## Source data
# # # # # # #
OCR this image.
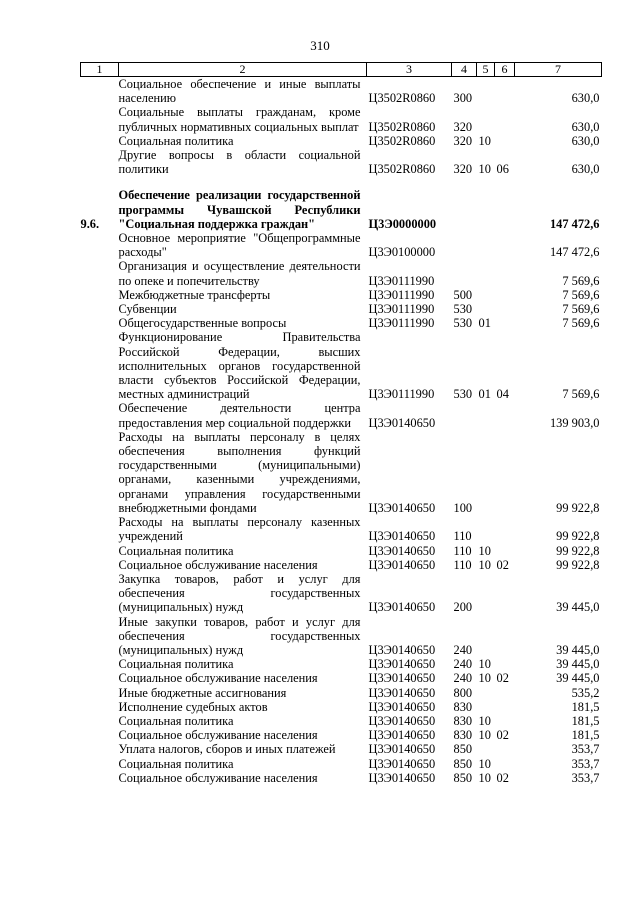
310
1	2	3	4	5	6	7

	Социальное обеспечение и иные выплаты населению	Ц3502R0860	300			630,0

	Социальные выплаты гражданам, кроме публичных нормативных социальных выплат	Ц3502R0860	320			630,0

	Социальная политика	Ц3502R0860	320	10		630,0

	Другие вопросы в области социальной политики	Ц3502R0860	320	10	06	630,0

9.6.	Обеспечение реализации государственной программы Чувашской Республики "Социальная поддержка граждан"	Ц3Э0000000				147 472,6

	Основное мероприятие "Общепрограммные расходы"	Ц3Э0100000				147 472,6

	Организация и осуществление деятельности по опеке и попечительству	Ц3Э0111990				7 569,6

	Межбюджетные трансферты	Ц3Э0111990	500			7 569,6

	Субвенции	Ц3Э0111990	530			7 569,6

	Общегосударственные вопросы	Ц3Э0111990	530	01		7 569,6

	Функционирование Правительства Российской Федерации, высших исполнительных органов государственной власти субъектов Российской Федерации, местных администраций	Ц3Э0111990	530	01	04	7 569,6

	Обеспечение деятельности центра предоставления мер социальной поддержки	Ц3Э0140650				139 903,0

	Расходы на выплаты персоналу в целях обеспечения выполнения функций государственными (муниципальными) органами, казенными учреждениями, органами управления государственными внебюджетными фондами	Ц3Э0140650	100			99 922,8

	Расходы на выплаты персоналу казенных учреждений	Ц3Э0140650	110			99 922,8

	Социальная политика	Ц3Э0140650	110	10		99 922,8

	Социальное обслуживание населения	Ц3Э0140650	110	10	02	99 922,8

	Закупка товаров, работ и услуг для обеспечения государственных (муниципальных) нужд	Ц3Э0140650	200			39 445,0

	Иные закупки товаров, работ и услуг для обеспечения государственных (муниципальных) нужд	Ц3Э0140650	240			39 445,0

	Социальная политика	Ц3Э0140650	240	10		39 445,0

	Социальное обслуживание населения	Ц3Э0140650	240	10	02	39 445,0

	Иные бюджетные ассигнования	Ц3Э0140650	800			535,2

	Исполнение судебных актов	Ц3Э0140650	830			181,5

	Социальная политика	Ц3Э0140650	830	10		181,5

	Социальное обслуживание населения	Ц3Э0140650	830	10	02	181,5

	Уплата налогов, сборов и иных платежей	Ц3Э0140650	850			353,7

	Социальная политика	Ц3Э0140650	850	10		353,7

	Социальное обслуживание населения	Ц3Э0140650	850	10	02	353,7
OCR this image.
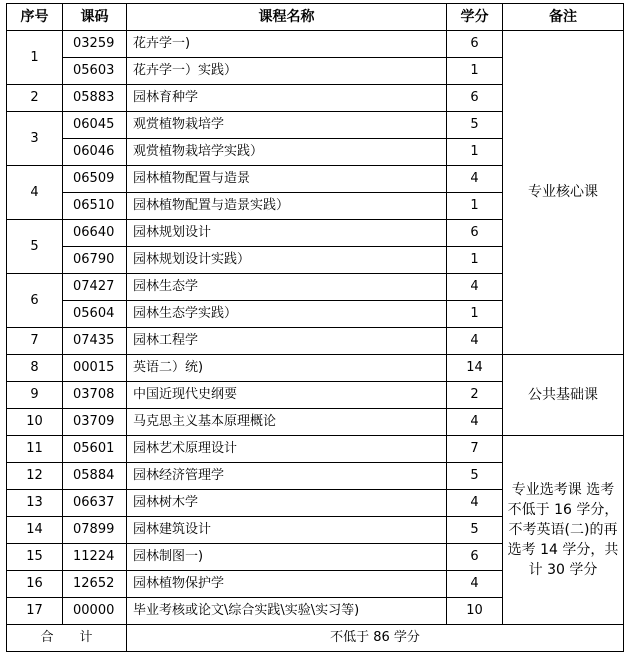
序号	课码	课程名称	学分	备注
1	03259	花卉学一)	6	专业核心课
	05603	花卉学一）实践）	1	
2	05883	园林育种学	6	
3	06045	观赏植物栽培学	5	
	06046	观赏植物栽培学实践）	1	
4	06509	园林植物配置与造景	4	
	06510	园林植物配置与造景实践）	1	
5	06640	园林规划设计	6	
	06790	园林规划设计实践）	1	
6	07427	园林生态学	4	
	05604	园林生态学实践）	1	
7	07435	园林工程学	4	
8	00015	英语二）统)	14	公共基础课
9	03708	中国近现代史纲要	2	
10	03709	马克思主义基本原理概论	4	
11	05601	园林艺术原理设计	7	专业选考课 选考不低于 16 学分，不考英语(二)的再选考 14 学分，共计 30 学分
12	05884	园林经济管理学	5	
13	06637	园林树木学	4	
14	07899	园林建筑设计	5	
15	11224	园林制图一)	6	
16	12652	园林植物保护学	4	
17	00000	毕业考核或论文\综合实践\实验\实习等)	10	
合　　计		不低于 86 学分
# # # # # # #
Transcribe each entry above exactly, apart from the pictures.

## Task output
OCR this image.
310
1	2	3	4	5	6	7

	Социальное обеспечение и иные выплаты населению	Ц3502R0860	300			630,0

	Социальные выплаты гражданам, кроме публичных нормативных социальных выплат	Ц3502R0860	320			630,0

	Социальная политика	Ц3502R0860	320	10		630,0

	Другие вопросы в области социальной политики	Ц3502R0860	320	10	06	630,0

9.6.	Обеспечение реализации государственной программы Чувашской Республики "Социальная поддержка граждан"	Ц3Э0000000				147 472,6

	Основное мероприятие "Общепрограммные расходы"	Ц3Э0100000				147 472,6

	Организация и осуществление деятельности по опеке и попечительству	Ц3Э0111990				7 569,6

	Межбюджетные трансферты	Ц3Э0111990	500			7 569,6

	Субвенции	Ц3Э0111990	530			7 569,6

	Общегосударственные вопросы	Ц3Э0111990	530	01		7 569,6

	Функционирование Правительства Российской Федерации, высших исполнительных органов государственной власти субъектов Российской Федерации, местных администраций	Ц3Э0111990	530	01	04	7 569,6

	Обеспечение деятельности центра предоставления мер социальной поддержки	Ц3Э0140650				139 903,0

	Расходы на выплаты персоналу в целях обеспечения выполнения функций государственными (муниципальными) органами, казенными учреждениями, органами управления государственными внебюджетными фондами	Ц3Э0140650	100			99 922,8

	Расходы на выплаты персоналу казенных учреждений	Ц3Э0140650	110			99 922,8

	Социальная политика	Ц3Э0140650	110	10		99 922,8

	Социальное обслуживание населения	Ц3Э0140650	110	10	02	99 922,8

	Закупка товаров, работ и услуг для обеспечения государственных (муниципальных) нужд	Ц3Э0140650	200			39 445,0

	Иные закупки товаров, работ и услуг для обеспечения государственных (муниципальных) нужд	Ц3Э0140650	240			39 445,0

	Социальная политика	Ц3Э0140650	240	10		39 445,0

	Социальное обслуживание населения	Ц3Э0140650	240	10	02	39 445,0

	Иные бюджетные ассигнования	Ц3Э0140650	800			535,2

	Исполнение судебных актов	Ц3Э0140650	830			181,5

	Социальная политика	Ц3Э0140650	830	10		181,5

	Социальное обслуживание населения	Ц3Э0140650	830	10	02	181,5

	Уплата налогов, сборов и иных платежей	Ц3Э0140650	850			353,7

	Социальная политика	Ц3Э0140650	850	10		353,7

	Социальное обслуживание населения	Ц3Э0140650	850	10	02	353,7
OCR this image.
序号	课码	课程名称	学分	备注
1	03259	花卉学一)	6	专业核心课
	05603	花卉学一）实践）	1	
2	05883	园林育种学	6	
3	06045	观赏植物栽培学	5	
	06046	观赏植物栽培学实践）	1	
4	06509	园林植物配置与造景	4	
	06510	园林植物配置与造景实践）	1	
5	06640	园林规划设计	6	
	06790	园林规划设计实践）	1	
6	07427	园林生态学	4	
	05604	园林生态学实践）	1	
7	07435	园林工程学	4	
8	00015	英语二）统)	14	公共基础课
9	03708	中国近现代史纲要	2	
10	03709	马克思主义基本原理概论	4	
11	05601	园林艺术原理设计	7	专业选考课 选考不低于 16 学分，不考英语(二)的再选考 14 学分，共计 30 学分
12	05884	园林经济管理学	5	
13	06637	园林树木学	4	
14	07899	园林建筑设计	5	
15	11224	园林制图一)	6	
16	12652	园林植物保护学	4	
17	00000	毕业考核或论文\综合实践\实验\实习等)	10	
合　　计		不低于 86 学分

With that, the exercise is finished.